**Short task:** Repeat every record below exactly, omitting any pictures.
── Data listing ──
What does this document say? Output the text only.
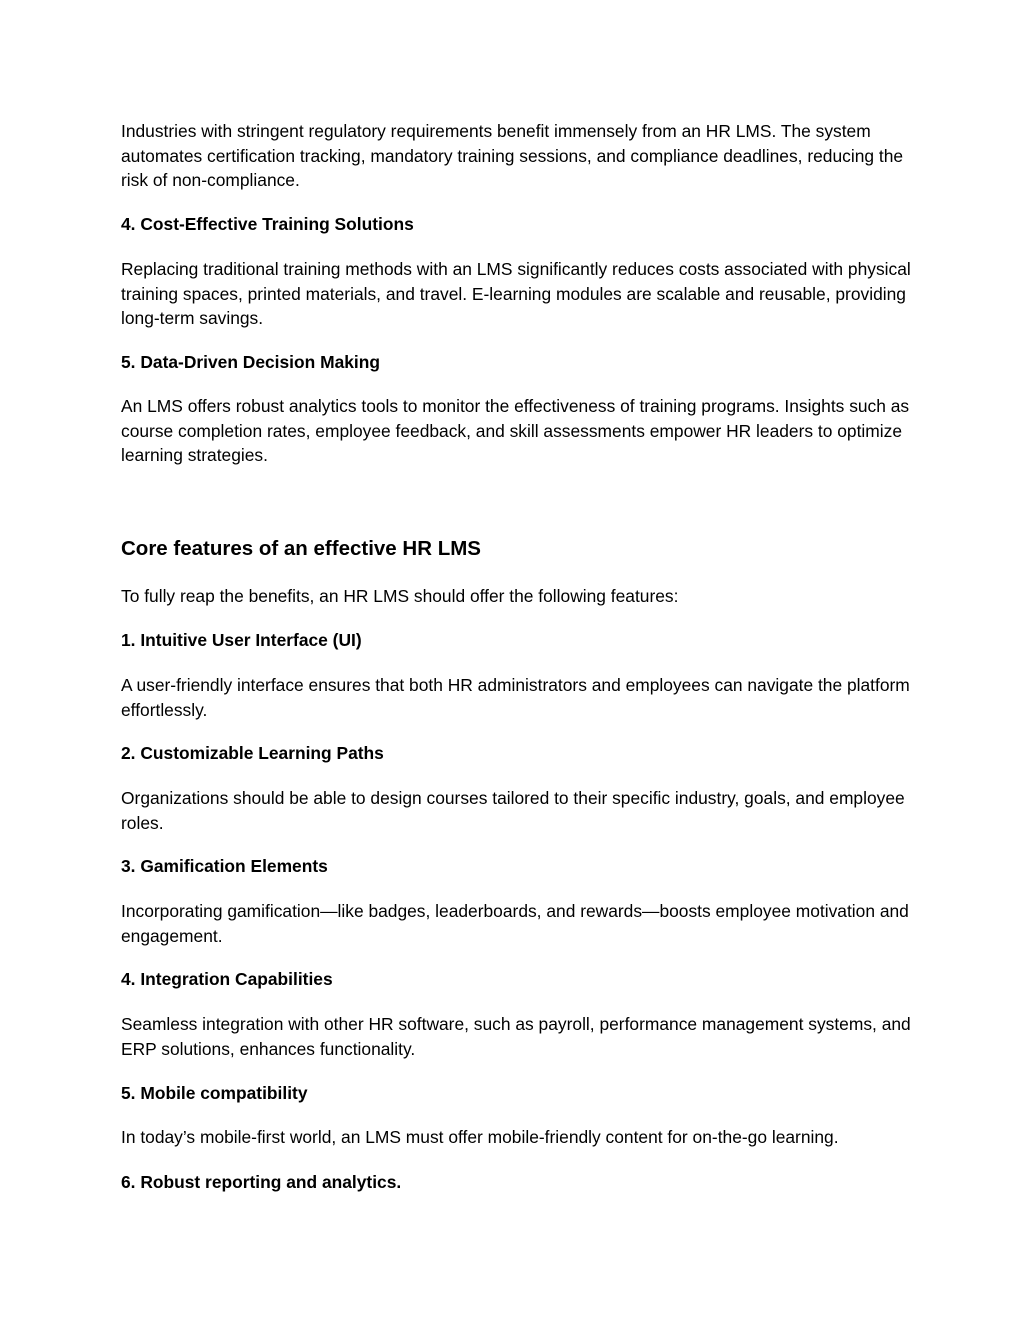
Industries with stringent regulatory requirements benefit immensely from an HR LMS. The system automates certification tracking, mandatory training sessions, and compliance deadlines, reducing the risk of non-compliance.

4. Cost-Effective Training Solutions

Replacing traditional training methods with an LMS significantly reduces costs associated with physical training spaces, printed materials, and travel. E-learning modules are scalable and reusable, providing long-term savings.

5. Data-Driven Decision Making

An LMS offers robust analytics tools to monitor the effectiveness of training programs. Insights such as course completion rates, employee feedback, and skill assessments empower HR leaders to optimize learning strategies.

Core features of an effective HR LMS

To fully reap the benefits, an HR LMS should offer the following features:

1. Intuitive User Interface (UI)

A user-friendly interface ensures that both HR administrators and employees can navigate the platform effortlessly.

2. Customizable Learning Paths

Organizations should be able to design courses tailored to their specific industry, goals, and employee roles.

3. Gamification Elements

Incorporating gamification—like badges, leaderboards, and rewards—boosts employee motivation and engagement.

4. Integration Capabilities

Seamless integration with other HR software, such as payroll, performance management systems, and ERP solutions, enhances functionality.

5. Mobile compatibility

In today’s mobile-first world, an LMS must offer mobile-friendly content for on-the-go learning.

6. Robust reporting and analytics.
───
**Exercise solution:**
What does this document say? Output the text only.
Industries with stringent regulatory requirements benefit immensely from an HR LMS. The system automates certification tracking, mandatory training sessions, and compliance deadlines, reducing the risk of non-compliance.

4. Cost-Effective Training Solutions

Replacing traditional training methods with an LMS significantly reduces costs associated with physical training spaces, printed materials, and travel. E-learning modules are scalable and reusable, providing long-term savings.

5. Data-Driven Decision Making

An LMS offers robust analytics tools to monitor the effectiveness of training programs. Insights such as course completion rates, employee feedback, and skill assessments empower HR leaders to optimize learning strategies.

Core features of an effective HR LMS

To fully reap the benefits, an HR LMS should offer the following features:

1. Intuitive User Interface (UI)

A user-friendly interface ensures that both HR administrators and employees can navigate the platform effortlessly.

2. Customizable Learning Paths

Organizations should be able to design courses tailored to their specific industry, goals, and employee roles.

3. Gamification Elements

Incorporating gamification—like badges, leaderboards, and rewards—boosts employee motivation and engagement.

4. Integration Capabilities

Seamless integration with other HR software, such as payroll, performance management systems, and ERP solutions, enhances functionality.

5. Mobile compatibility

In today’s mobile-first world, an LMS must offer mobile-friendly content for on-the-go learning.

6. Robust reporting and analytics.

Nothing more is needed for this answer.